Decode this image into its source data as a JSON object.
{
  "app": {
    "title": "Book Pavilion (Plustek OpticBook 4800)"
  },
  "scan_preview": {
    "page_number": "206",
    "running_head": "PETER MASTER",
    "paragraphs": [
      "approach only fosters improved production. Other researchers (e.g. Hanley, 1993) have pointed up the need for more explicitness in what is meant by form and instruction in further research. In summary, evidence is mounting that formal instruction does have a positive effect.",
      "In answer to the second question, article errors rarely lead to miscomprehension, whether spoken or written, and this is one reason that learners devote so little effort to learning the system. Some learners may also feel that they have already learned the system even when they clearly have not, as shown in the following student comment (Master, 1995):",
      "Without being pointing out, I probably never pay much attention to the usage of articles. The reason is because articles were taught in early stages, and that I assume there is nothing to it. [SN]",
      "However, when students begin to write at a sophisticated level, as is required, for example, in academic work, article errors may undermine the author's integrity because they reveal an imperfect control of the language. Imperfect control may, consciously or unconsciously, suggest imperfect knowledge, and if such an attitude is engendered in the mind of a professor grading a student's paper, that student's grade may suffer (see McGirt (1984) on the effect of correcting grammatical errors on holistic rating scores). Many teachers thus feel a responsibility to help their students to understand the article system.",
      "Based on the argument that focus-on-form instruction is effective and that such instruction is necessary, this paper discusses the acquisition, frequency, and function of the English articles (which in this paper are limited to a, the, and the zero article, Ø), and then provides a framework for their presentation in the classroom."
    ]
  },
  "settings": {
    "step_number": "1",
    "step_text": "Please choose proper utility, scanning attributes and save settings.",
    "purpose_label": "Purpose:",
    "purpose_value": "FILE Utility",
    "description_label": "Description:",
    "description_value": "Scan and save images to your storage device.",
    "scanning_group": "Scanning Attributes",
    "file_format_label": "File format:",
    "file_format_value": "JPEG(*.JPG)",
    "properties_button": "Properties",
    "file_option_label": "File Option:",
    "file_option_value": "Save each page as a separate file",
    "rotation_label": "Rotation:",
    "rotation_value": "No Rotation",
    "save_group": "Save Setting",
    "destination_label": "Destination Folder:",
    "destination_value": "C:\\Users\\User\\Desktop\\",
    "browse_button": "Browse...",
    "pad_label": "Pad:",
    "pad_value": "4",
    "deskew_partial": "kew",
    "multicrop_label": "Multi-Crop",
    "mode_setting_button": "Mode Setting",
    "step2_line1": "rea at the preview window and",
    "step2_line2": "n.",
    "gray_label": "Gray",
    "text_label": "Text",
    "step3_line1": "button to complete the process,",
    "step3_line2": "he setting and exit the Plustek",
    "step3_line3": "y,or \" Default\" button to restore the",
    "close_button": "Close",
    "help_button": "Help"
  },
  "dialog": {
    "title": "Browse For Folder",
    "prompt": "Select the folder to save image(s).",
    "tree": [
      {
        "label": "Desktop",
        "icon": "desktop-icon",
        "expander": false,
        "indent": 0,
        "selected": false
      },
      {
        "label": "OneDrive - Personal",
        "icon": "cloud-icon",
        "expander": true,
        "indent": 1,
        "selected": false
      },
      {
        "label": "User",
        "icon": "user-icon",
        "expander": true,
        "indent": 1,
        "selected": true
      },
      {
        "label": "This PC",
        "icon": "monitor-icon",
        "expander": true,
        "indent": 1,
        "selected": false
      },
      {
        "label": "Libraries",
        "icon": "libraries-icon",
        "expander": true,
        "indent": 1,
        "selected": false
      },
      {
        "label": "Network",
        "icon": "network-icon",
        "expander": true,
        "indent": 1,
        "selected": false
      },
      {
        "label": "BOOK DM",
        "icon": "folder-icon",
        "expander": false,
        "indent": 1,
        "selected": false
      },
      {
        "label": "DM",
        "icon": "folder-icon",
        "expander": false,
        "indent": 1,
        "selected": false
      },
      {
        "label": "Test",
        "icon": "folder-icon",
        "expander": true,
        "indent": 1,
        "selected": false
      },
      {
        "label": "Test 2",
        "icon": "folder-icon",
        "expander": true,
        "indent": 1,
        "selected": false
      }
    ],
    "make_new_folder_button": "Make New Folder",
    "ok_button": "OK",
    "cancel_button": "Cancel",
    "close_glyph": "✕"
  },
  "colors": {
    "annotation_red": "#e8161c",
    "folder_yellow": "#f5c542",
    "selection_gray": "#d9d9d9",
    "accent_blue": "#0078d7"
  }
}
###
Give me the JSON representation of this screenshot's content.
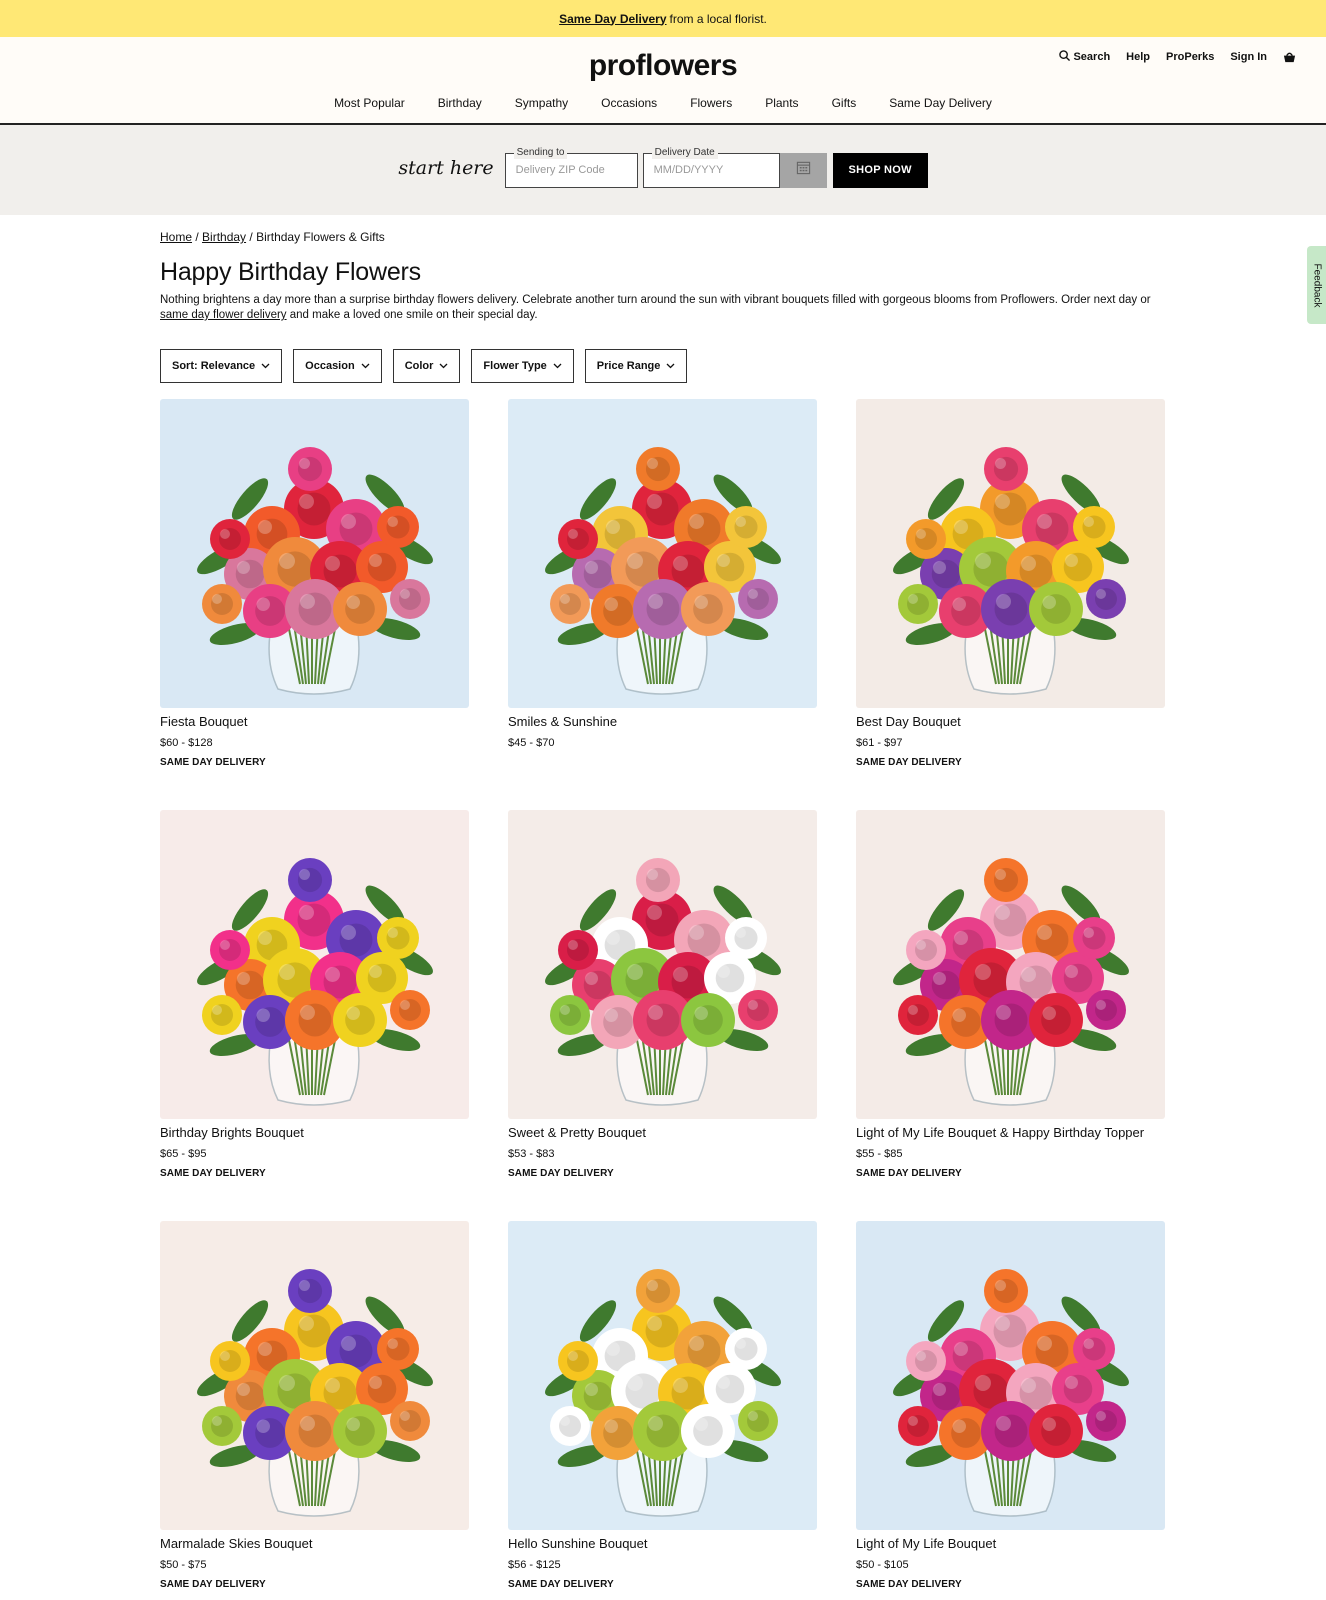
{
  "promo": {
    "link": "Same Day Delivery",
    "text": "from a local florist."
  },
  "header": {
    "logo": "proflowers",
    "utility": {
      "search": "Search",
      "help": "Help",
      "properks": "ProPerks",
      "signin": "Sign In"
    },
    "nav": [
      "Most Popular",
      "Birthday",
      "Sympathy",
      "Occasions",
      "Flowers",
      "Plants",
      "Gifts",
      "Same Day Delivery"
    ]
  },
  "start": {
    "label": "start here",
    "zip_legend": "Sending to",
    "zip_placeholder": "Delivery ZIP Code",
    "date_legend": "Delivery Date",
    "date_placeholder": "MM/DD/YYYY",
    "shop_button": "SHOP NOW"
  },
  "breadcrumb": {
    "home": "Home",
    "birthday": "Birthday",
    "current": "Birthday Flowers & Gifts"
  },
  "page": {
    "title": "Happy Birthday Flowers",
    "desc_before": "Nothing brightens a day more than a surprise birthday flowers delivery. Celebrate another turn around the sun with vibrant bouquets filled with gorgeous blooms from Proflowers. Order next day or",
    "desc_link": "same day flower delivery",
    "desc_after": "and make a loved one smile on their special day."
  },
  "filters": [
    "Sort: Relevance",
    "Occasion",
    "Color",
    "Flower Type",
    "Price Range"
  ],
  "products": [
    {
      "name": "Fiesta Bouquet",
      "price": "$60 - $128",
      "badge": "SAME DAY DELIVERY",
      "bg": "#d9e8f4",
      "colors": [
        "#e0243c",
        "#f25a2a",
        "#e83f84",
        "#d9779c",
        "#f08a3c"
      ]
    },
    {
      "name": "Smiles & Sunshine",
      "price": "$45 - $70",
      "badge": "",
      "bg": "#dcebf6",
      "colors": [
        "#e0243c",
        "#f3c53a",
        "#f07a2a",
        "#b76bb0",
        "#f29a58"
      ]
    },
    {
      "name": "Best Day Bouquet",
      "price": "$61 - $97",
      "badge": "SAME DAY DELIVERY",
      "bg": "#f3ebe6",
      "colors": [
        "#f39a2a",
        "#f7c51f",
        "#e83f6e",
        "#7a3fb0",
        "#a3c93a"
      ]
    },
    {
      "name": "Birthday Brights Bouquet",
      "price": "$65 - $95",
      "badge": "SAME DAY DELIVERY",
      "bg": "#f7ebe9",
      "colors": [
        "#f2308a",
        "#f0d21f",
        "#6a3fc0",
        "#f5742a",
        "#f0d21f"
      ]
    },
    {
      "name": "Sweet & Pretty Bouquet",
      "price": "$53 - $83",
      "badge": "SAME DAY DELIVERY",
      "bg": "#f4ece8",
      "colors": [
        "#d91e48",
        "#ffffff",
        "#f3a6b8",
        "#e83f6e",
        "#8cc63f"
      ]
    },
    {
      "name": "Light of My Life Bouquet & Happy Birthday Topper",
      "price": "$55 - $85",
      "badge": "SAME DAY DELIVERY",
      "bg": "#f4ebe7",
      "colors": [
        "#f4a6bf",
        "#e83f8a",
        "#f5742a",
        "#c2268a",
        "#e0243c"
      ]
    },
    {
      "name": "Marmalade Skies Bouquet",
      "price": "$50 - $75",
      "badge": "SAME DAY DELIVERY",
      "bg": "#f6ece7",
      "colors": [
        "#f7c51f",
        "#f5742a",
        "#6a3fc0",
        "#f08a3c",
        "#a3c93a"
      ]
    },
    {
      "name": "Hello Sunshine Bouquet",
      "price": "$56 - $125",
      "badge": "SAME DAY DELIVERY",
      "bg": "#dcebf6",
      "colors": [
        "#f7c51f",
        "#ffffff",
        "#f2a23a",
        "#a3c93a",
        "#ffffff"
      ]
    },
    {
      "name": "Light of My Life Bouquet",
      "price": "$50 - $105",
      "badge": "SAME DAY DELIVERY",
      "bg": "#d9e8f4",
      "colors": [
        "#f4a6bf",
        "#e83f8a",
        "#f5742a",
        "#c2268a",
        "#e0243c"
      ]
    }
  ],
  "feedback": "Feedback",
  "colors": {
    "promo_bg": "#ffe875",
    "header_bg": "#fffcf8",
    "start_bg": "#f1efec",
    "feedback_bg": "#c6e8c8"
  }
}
###
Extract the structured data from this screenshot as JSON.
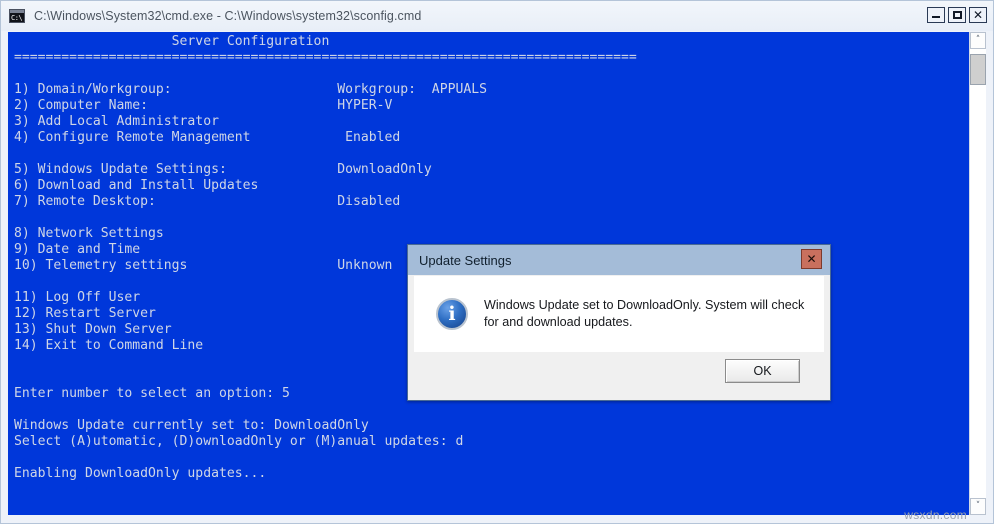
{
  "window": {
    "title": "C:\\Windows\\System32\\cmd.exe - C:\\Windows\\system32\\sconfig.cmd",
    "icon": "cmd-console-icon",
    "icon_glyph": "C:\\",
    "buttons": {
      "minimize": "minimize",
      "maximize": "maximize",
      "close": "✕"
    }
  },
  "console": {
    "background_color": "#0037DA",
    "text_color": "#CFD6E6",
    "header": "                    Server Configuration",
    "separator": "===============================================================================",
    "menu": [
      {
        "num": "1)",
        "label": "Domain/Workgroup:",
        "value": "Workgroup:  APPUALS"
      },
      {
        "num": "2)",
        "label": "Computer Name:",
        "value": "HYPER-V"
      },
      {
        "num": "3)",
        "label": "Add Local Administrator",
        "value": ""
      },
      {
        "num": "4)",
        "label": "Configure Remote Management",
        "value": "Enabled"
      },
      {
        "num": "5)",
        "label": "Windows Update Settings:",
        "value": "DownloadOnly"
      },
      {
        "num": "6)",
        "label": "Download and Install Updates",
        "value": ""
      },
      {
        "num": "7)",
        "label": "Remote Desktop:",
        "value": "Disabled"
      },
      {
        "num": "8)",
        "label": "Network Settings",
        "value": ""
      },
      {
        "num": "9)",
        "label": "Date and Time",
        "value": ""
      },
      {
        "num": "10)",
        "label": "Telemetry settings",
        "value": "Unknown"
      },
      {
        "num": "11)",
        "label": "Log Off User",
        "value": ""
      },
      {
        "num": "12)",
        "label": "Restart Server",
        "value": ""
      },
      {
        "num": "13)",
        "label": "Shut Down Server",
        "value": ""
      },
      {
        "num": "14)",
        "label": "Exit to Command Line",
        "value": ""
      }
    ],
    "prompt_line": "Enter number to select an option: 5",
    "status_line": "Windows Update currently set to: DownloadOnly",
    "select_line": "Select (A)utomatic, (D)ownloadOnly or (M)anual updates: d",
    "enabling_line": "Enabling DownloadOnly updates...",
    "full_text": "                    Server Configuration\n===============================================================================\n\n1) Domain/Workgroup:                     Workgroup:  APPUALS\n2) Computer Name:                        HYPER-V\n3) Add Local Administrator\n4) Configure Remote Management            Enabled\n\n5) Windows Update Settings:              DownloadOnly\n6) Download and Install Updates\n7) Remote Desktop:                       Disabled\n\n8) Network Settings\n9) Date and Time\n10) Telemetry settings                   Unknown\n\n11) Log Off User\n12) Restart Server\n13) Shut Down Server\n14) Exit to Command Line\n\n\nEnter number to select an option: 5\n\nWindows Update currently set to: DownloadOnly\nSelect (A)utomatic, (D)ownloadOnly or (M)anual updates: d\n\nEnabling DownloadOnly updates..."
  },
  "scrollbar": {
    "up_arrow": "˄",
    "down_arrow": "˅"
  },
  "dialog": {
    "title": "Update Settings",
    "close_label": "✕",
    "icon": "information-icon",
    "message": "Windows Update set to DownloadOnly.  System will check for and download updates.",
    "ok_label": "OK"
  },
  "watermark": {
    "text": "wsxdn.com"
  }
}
###
Task requirements:
Return all lines containing the word "Plustek".

Task solution:
    "title": "Book Pavilion (Plustek OpticBook 4800)"
    "step3_line2": "he setting and exit the Plustek",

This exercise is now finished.